Copy the listing below line for line, with every character unchanged, and leave out the pictures.

....................

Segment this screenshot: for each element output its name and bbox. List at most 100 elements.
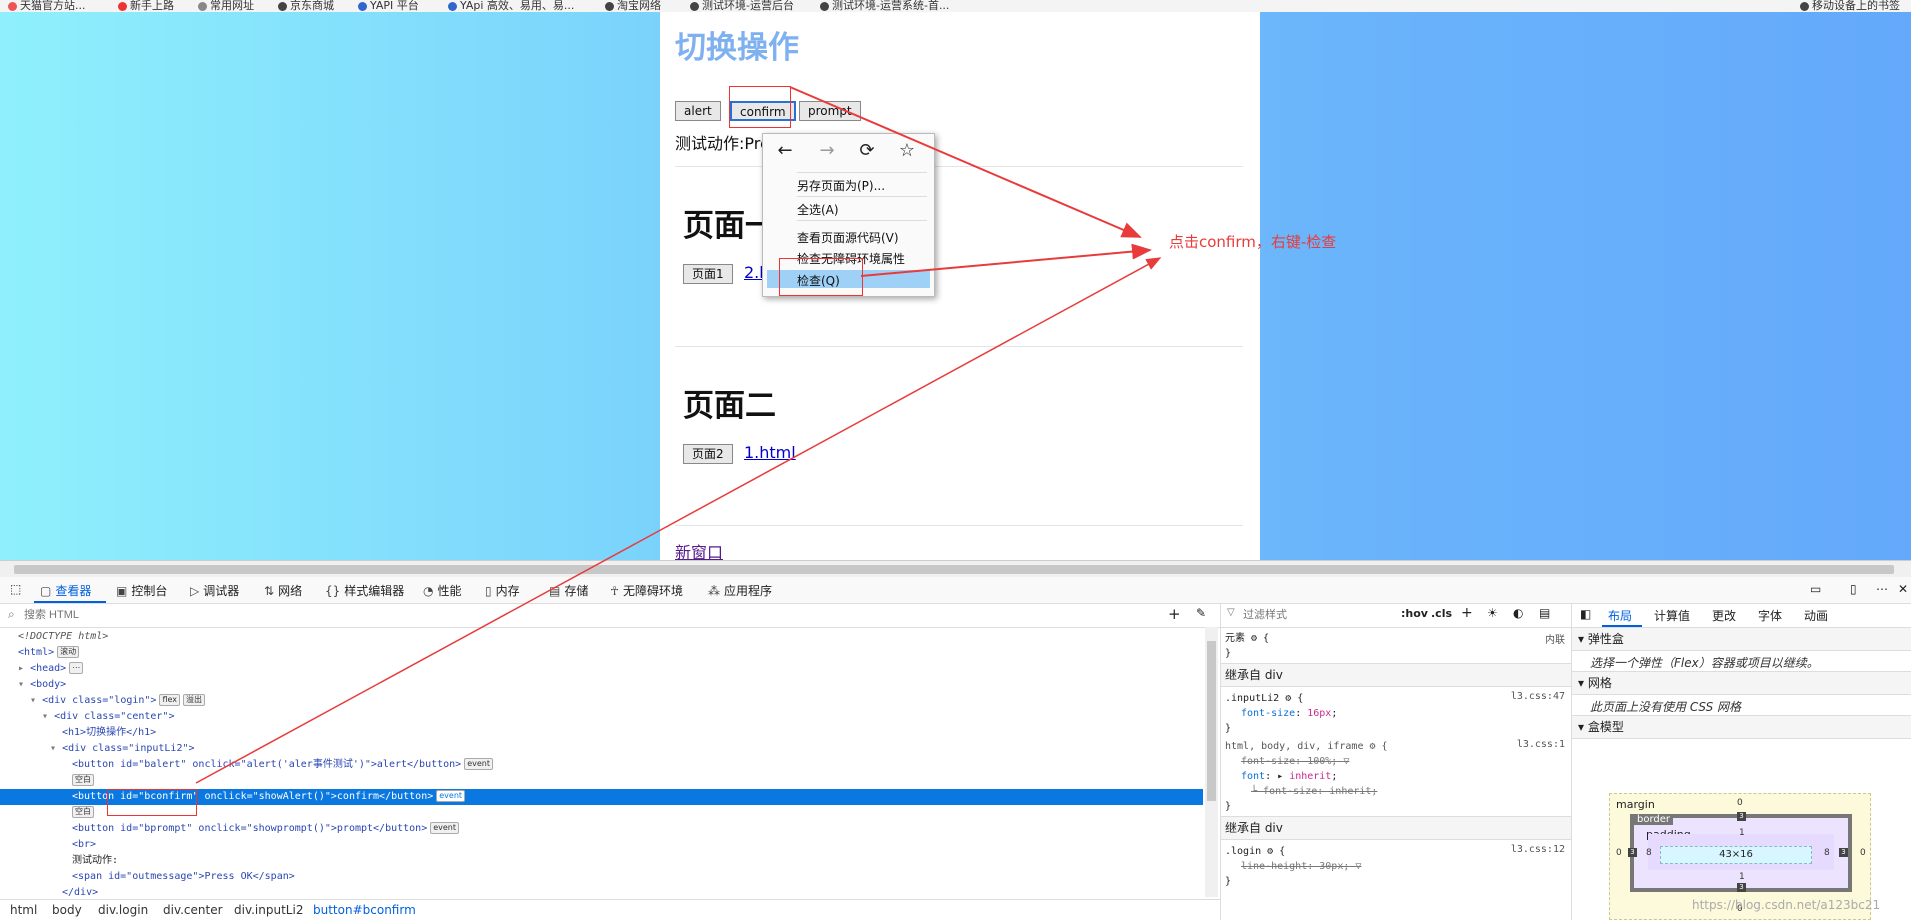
rules-filter-input[interactable] [1241,606,1395,624]
margin-top-value[interactable]: 0 [1737,798,1743,808]
padding-right-value[interactable]: 8 [1824,848,1830,858]
event-badge[interactable]: event [464,758,493,770]
markup-line[interactable]: ▾ <body> [0,677,1203,693]
collapse-arrow-icon[interactable]: ▾ [18,679,24,690]
menu-item-view-source[interactable]: 查看页面源代码(V) [797,229,899,246]
dock-icon[interactable]: ▭ [1810,582,1821,596]
markup-line[interactable]: <br> [0,837,1203,853]
bookmark-star-icon[interactable]: ☆ [895,140,919,161]
forward-icon[interactable]: → [815,140,839,161]
markup-line[interactable]: <button id="balert" onclick="alert('aler… [0,757,1203,773]
markup-line[interactable]: <button id="bprompt" onclick="showprompt… [0,821,1203,837]
tab-storage[interactable]: ▤ 存储 [549,582,588,599]
boxmodel-section-header[interactable]: ▾ 盒模型 [1572,715,1911,739]
page1-button[interactable]: 页面1 [683,264,733,284]
tab-application[interactable]: ⁂ 应用程序 [708,582,772,599]
whitespace-badge[interactable]: 空白 [72,774,94,786]
link-1-html[interactable]: 1.html [744,443,796,462]
markup-line[interactable]: 空白 [0,773,1203,789]
tab-computed[interactable]: 计算值 [1654,607,1690,624]
tab-memory[interactable]: ▯ 内存 [485,582,520,599]
border-bottom-handle[interactable]: 3 [1737,883,1746,892]
cls-toggle[interactable]: .cls [1431,607,1452,620]
tab-debugger[interactable]: ▷ 调试器 [190,582,239,599]
add-node-icon[interactable]: + [1168,605,1181,623]
event-badge[interactable]: event [436,790,466,802]
tab-animations[interactable]: 动画 [1804,607,1828,624]
page-horizontal-scrollbar[interactable] [0,560,1911,578]
tab-style-editor[interactable]: {} 样式编辑器 [325,582,404,599]
menu-item-select-all[interactable]: 全选(A) [797,201,839,218]
tab-changes[interactable]: 更改 [1712,607,1736,624]
breadcrumb-item[interactable]: div.login [98,900,148,921]
rule-login[interactable]: .login ⚙ { [1225,844,1285,859]
breadcrumb-item[interactable]: div.inputLi2 [234,900,303,921]
new-window-link[interactable]: 新窗口 [675,539,723,560]
close-icon[interactable]: ✕ [1898,582,1908,596]
collapsed-badge[interactable]: ⋯ [69,662,84,674]
markup-vertical-scrollbar[interactable] [1205,627,1218,897]
tab-inspector[interactable]: ▢ 查看器 [40,582,91,599]
tab-accessibility[interactable]: ☥ 无障碍环境 [610,582,683,599]
padding-bottom-value[interactable]: 1 [1739,872,1745,882]
page2-button[interactable]: 页面2 [683,444,733,464]
search-input[interactable] [22,606,926,624]
rule-declaration[interactable]: └ font-size: inherit; [1251,784,1377,799]
markup-line[interactable]: ▸ <head> ⋯ [0,661,1203,677]
scroll-badge[interactable]: 滚动 [57,646,80,658]
collapse-arrow-icon[interactable]: ▾ [42,711,48,722]
collapse-arrow-icon[interactable]: ▾ [30,695,36,706]
rule-declaration[interactable]: line-height: 30px; ▽ [1241,859,1361,874]
padding-left-value[interactable]: 8 [1646,848,1652,858]
tab-fonts[interactable]: 字体 [1758,607,1782,624]
whitespace-badge[interactable]: 空白 [72,806,94,818]
dark-mode-icon[interactable]: ◐ [1513,606,1523,620]
breadcrumb-item[interactable]: html [10,900,37,921]
eyedropper-icon[interactable]: ✎ [1196,606,1206,620]
breadcrumb-item-current[interactable]: button#bconfirm [313,900,416,921]
rule-source[interactable]: l3.css:1 [1517,739,1565,750]
menu-item-save-page[interactable]: 另存页面为(P)... [797,177,885,194]
markup-line[interactable]: ▾ <div class="login"> flex 溢出 [0,693,1203,709]
expand-arrow-icon[interactable]: ▸ [18,663,24,674]
rule-declaration[interactable]: font-size: 16px; [1241,706,1337,721]
rule-element[interactable]: 元素 ⚙ { [1225,631,1269,646]
rule-html[interactable]: html, body, div, iframe ⚙ { [1225,739,1388,754]
add-rule-icon[interactable]: + [1461,605,1473,621]
margin-right-value[interactable]: 0 [1860,848,1866,858]
alert-button[interactable]: alert [675,101,721,121]
prompt-button[interactable]: prompt [799,101,861,121]
back-icon[interactable]: ← [773,140,797,161]
scrollbar-thumb[interactable] [1207,641,1216,801]
scrollbar-thumb[interactable] [14,565,1894,574]
responsive-icon[interactable]: ▯ [1850,582,1857,596]
rule-declaration[interactable]: font: ▸ inherit; [1241,769,1337,784]
tab-performance[interactable]: ◔ 性能 [423,582,462,599]
grid-section-header[interactable]: ▾ 网格 [1572,671,1911,695]
flex-badge[interactable]: flex [159,694,181,706]
tab-network[interactable]: ⇅ 网络 [264,582,302,599]
event-badge[interactable]: event [430,822,460,834]
rule-source[interactable]: l3.css:47 [1511,691,1565,702]
border-top-handle[interactable]: 3 [1737,812,1746,821]
margin-left-value[interactable]: 0 [1616,848,1622,858]
markup-line[interactable]: <html> 滚动 [0,645,1203,661]
markup-line[interactable]: </div> [0,885,1203,897]
border-right-handle[interactable]: 3 [1839,848,1848,857]
markup-line[interactable]: ▾ <div class="inputLi2"> [0,741,1203,757]
breadcrumb-item[interactable]: body [52,900,82,921]
reload-icon[interactable]: ⟳ [855,140,879,161]
rule-source[interactable]: l3.css:12 [1511,844,1565,855]
flexbox-section-header[interactable]: ▾ 弹性盒 [1572,627,1911,651]
tab-console[interactable]: ▣ 控制台 [116,582,167,599]
more-options-icon[interactable]: ⋯ [1876,582,1888,596]
breadcrumb-item[interactable]: div.center [163,900,223,921]
padding-top-value[interactable]: 1 [1739,828,1745,838]
border-left-handle[interactable]: 3 [1628,848,1637,857]
markup-line[interactable]: 测试动作: [0,853,1203,869]
markup-line[interactable]: <span id="outmessage">Press OK</span> [0,869,1203,885]
light-mode-icon[interactable]: ☀ [1487,606,1498,620]
markup-line[interactable]: <h1>切换操作</h1> [0,725,1203,741]
markup-line[interactable]: <!DOCTYPE html> [0,629,1203,645]
hov-toggle[interactable]: :hov [1401,607,1428,620]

....................

* [Answer to this problem]
Segment this screenshot: for each element output its name and bbox. List at most 100 elements.
rules-filter-input[interactable] [1241,606,1395,624]
margin-top-value[interactable]: 0 [1737,798,1743,808]
padding-right-value[interactable]: 8 [1824,848,1830,858]
event-badge[interactable]: event [464,758,493,770]
markup-line[interactable]: ▾ <body> [0,677,1203,693]
collapse-arrow-icon[interactable]: ▾ [18,679,24,690]
menu-item-view-source[interactable]: 查看页面源代码(V) [797,229,899,246]
dock-icon[interactable]: ▭ [1810,582,1821,596]
markup-line[interactable]: <br> [0,837,1203,853]
bookmark-star-icon[interactable]: ☆ [895,140,919,161]
forward-icon[interactable]: → [815,140,839,161]
markup-line[interactable]: <button id="balert" onclick="alert('aler… [0,757,1203,773]
markup-line[interactable]: <button id="bprompt" onclick="showprompt… [0,821,1203,837]
tab-storage[interactable]: ▤ 存储 [549,582,588,599]
boxmodel-section-header[interactable]: ▾ 盒模型 [1572,715,1911,739]
page1-button[interactable]: 页面1 [683,264,733,284]
tab-application[interactable]: ⁂ 应用程序 [708,582,772,599]
whitespace-badge[interactable]: 空白 [72,774,94,786]
link-1-html[interactable]: 1.html [744,443,796,462]
markup-line[interactable]: 空白 [0,773,1203,789]
tab-computed[interactable]: 计算值 [1654,607,1690,624]
tab-memory[interactable]: ▯ 内存 [485,582,520,599]
border-bottom-handle[interactable]: 3 [1737,883,1746,892]
cls-toggle[interactable]: .cls [1431,607,1452,620]
tab-debugger[interactable]: ▷ 调试器 [190,582,239,599]
add-node-icon[interactable]: + [1168,605,1181,623]
event-badge[interactable]: event [436,790,466,802]
tab-animations[interactable]: 动画 [1804,607,1828,624]
page-horizontal-scrollbar[interactable] [0,560,1911,578]
tab-style-editor[interactable]: {} 样式编辑器 [325,582,404,599]
menu-item-select-all[interactable]: 全选(A) [797,201,839,218]
tab-changes[interactable]: 更改 [1712,607,1736,624]
breadcrumb-item[interactable]: div.login [98,900,148,921]
rule-login[interactable]: .login ⚙ { [1225,844,1285,859]
breadcrumb-item[interactable]: div.inputLi2 [234,900,303,921]
new-window-link[interactable]: 新窗口 [675,539,723,560]
close-icon[interactable]: ✕ [1898,582,1908,596]
collapsed-badge[interactable]: ⋯ [69,662,84,674]
markup-vertical-scrollbar[interactable] [1205,627,1218,897]
tab-inspector[interactable]: ▢ 查看器 [40,582,91,599]
tab-accessibility[interactable]: ☥ 无障碍环境 [610,582,683,599]
padding-bottom-value[interactable]: 1 [1739,872,1745,882]
page2-button[interactable]: 页面2 [683,444,733,464]
search-input[interactable] [22,606,926,624]
rule-declaration[interactable]: └ font-size: inherit; [1251,784,1377,799]
markup-line[interactable]: ▸ <head> ⋯ [0,661,1203,677]
scroll-badge[interactable]: 滚动 [57,646,80,658]
collapse-arrow-icon[interactable]: ▾ [42,711,48,722]
collapse-arrow-icon[interactable]: ▾ [30,695,36,706]
rule-declaration[interactable]: line-height: 30px; ▽ [1241,859,1361,874]
padding-left-value[interactable]: 8 [1646,848,1652,858]
tab-fonts[interactable]: 字体 [1758,607,1782,624]
whitespace-badge[interactable]: 空白 [72,806,94,818]
dark-mode-icon[interactable]: ◐ [1513,606,1523,620]
breadcrumb-item[interactable]: html [10,900,37,921]
eyedropper-icon[interactable]: ✎ [1196,606,1206,620]
breadcrumb-item-current[interactable]: button#bconfirm [313,900,416,921]
rule-source[interactable]: l3.css:1 [1517,739,1565,750]
menu-item-save-page[interactable]: 另存页面为(P)... [797,177,885,194]
markup-line[interactable]: ▾ <div class="login"> flex 溢出 [0,693,1203,709]
expand-arrow-icon[interactable]: ▸ [18,663,24,674]
rule-declaration[interactable]: font-size: 16px; [1241,706,1337,721]
rule-element[interactable]: 元素 ⚙ { [1225,631,1269,646]
rule-html[interactable]: html, body, div, iframe ⚙ { [1225,739,1388,754]
add-rule-icon[interactable]: + [1461,605,1473,621]
margin-right-value[interactable]: 0 [1860,848,1866,858]
alert-button[interactable]: alert [675,101,721,121]
prompt-button[interactable]: prompt [799,101,861,121]
back-icon[interactable]: ← [773,140,797,161]
scrollbar-thumb[interactable] [1207,641,1216,801]
scrollbar-thumb[interactable] [14,565,1894,574]
responsive-icon[interactable]: ▯ [1850,582,1857,596]
rule-declaration[interactable]: font: ▸ inherit; [1241,769,1337,784]
tab-performance[interactable]: ◔ 性能 [423,582,462,599]
grid-section-header[interactable]: ▾ 网格 [1572,671,1911,695]
flex-badge[interactable]: flex [159,694,181,706]
tab-network[interactable]: ⇅ 网络 [264,582,302,599]
event-badge[interactable]: event [430,822,460,834]
rule-source[interactable]: l3.css:47 [1511,691,1565,702]
border-top-handle[interactable]: 3 [1737,812,1746,821]
margin-left-value[interactable]: 0 [1616,848,1622,858]
markup-line[interactable]: <html> 滚动 [0,645,1203,661]
markup-line[interactable]: </div> [0,885,1203,897]
border-right-handle[interactable]: 3 [1839,848,1848,857]
markup-line[interactable]: ▾ <div class="inputLi2"> [0,741,1203,757]
breadcrumb-item[interactable]: body [52,900,82,921]
reload-icon[interactable]: ⟳ [855,140,879,161]
rule-source[interactable]: l3.css:12 [1511,844,1565,855]
flexbox-section-header[interactable]: ▾ 弹性盒 [1572,627,1911,651]
tab-console[interactable]: ▣ 控制台 [116,582,167,599]
more-options-icon[interactable]: ⋯ [1876,582,1888,596]
breadcrumb-item[interactable]: div.center [163,900,223,921]
padding-top-value[interactable]: 1 [1739,828,1745,838]
border-left-handle[interactable]: 3 [1628,848,1637,857]
markup-line[interactable]: 测试动作: [0,853,1203,869]
markup-line[interactable]: <span id="outmessage">Press OK</span> [0,869,1203,885]
light-mode-icon[interactable]: ☀ [1487,606,1498,620]
markup-line[interactable]: <h1>切换操作</h1> [0,725,1203,741]
markup-line[interactable]: <!DOCTYPE html> [0,629,1203,645]
hov-toggle[interactable]: :hov [1401,607,1428,620]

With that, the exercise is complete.